_DO THIS_. Would you set down every entry shown below, precisely as written?

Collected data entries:
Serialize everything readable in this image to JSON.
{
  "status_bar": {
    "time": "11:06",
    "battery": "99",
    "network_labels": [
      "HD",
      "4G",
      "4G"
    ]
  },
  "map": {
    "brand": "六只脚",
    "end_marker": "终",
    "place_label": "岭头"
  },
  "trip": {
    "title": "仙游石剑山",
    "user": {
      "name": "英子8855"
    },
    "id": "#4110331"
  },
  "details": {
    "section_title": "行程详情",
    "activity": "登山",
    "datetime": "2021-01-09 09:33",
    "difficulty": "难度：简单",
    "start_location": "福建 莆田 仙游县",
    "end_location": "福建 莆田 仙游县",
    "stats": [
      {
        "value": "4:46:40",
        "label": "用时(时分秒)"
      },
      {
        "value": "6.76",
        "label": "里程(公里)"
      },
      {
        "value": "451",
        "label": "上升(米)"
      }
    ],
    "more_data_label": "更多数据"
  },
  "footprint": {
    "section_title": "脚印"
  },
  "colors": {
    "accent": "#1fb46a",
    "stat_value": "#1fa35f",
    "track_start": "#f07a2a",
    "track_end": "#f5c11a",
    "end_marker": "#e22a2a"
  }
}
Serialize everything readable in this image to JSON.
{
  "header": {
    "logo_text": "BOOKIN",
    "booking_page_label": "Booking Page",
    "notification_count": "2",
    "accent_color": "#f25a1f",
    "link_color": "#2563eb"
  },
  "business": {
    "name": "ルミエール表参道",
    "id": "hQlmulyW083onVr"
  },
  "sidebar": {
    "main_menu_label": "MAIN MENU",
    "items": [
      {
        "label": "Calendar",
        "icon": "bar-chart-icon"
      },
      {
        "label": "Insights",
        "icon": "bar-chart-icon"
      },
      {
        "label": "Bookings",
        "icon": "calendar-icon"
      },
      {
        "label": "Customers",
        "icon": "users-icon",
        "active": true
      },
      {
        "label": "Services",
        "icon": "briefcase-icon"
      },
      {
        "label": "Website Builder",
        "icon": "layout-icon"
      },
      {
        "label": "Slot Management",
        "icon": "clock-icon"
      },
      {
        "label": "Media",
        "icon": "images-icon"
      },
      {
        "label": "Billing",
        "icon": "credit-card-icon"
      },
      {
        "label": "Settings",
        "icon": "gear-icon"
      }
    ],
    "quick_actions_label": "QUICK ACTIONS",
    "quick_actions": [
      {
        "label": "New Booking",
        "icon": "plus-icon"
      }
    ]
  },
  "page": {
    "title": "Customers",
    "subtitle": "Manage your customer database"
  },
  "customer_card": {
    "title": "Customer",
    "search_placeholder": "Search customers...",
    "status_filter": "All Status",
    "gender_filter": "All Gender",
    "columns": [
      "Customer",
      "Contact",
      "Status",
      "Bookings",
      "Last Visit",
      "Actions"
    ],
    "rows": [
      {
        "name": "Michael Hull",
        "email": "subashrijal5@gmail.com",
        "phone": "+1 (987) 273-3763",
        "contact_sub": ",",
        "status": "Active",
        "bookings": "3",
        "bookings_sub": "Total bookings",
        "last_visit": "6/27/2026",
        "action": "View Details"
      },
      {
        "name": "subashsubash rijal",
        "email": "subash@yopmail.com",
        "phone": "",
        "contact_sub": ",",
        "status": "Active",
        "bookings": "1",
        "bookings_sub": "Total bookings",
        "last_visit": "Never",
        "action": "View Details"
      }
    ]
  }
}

_RESPONSE TO THIS TASK_.
Serialize everything readable in this image to JSON.
{
  "status_bar": {
    "time": "11:06",
    "battery": "99",
    "network_labels": [
      "HD",
      "4G",
      "4G"
    ]
  },
  "map": {
    "brand": "六只脚",
    "end_marker": "终",
    "place_label": "岭头"
  },
  "trip": {
    "title": "仙游石剑山",
    "user": {
      "name": "英子8855"
    },
    "id": "#4110331"
  },
  "details": {
    "section_title": "行程详情",
    "activity": "登山",
    "datetime": "2021-01-09 09:33",
    "difficulty": "难度：简单",
    "start_location": "福建 莆田 仙游县",
    "end_location": "福建 莆田 仙游县",
    "stats": [
      {
        "value": "4:46:40",
        "label": "用时(时分秒)"
      },
      {
        "value": "6.76",
        "label": "里程(公里)"
      },
      {
        "value": "451",
        "label": "上升(米)"
      }
    ],
    "more_data_label": "更多数据"
  },
  "footprint": {
    "section_title": "脚印"
  },
  "colors": {
    "accent": "#1fb46a",
    "stat_value": "#1fa35f",
    "track_start": "#f07a2a",
    "track_end": "#f5c11a",
    "end_marker": "#e22a2a"
  }
}
Serialize everything readable in this image to JSON.
{
  "header": {
    "logo_text": "BOOKIN",
    "booking_page_label": "Booking Page",
    "notification_count": "2",
    "accent_color": "#f25a1f",
    "link_color": "#2563eb"
  },
  "business": {
    "name": "ルミエール表参道",
    "id": "hQlmulyW083onVr"
  },
  "sidebar": {
    "main_menu_label": "MAIN MENU",
    "items": [
      {
        "label": "Calendar",
        "icon": "bar-chart-icon"
      },
      {
        "label": "Insights",
        "icon": "bar-chart-icon"
      },
      {
        "label": "Bookings",
        "icon": "calendar-icon"
      },
      {
        "label": "Customers",
        "icon": "users-icon",
        "active": true
      },
      {
        "label": "Services",
        "icon": "briefcase-icon"
      },
      {
        "label": "Website Builder",
        "icon": "layout-icon"
      },
      {
        "label": "Slot Management",
        "icon": "clock-icon"
      },
      {
        "label": "Media",
        "icon": "images-icon"
      },
      {
        "label": "Billing",
        "icon": "credit-card-icon"
      },
      {
        "label": "Settings",
        "icon": "gear-icon"
      }
    ],
    "quick_actions_label": "QUICK ACTIONS",
    "quick_actions": [
      {
        "label": "New Booking",
        "icon": "plus-icon"
      }
    ]
  },
  "page": {
    "title": "Customers",
    "subtitle": "Manage your customer database"
  },
  "customer_card": {
    "title": "Customer",
    "search_placeholder": "Search customers...",
    "status_filter": "All Status",
    "gender_filter": "All Gender",
    "columns": [
      "Customer",
      "Contact",
      "Status",
      "Bookings",
      "Last Visit",
      "Actions"
    ],
    "rows": [
      {
        "name": "Michael Hull",
        "email": "subashrijal5@gmail.com",
        "phone": "+1 (987) 273-3763",
        "contact_sub": ",",
        "status": "Active",
        "bookings": "3",
        "bookings_sub": "Total bookings",
        "last_visit": "6/27/2026",
        "action": "View Details"
      },
      {
        "name": "subashsubash rijal",
        "email": "subash@yopmail.com",
        "phone": "",
        "contact_sub": ",",
        "status": "Active",
        "bookings": "1",
        "bookings_sub": "Total bookings",
        "last_visit": "Never",
        "action": "View Details"
      }
    ]
  }
}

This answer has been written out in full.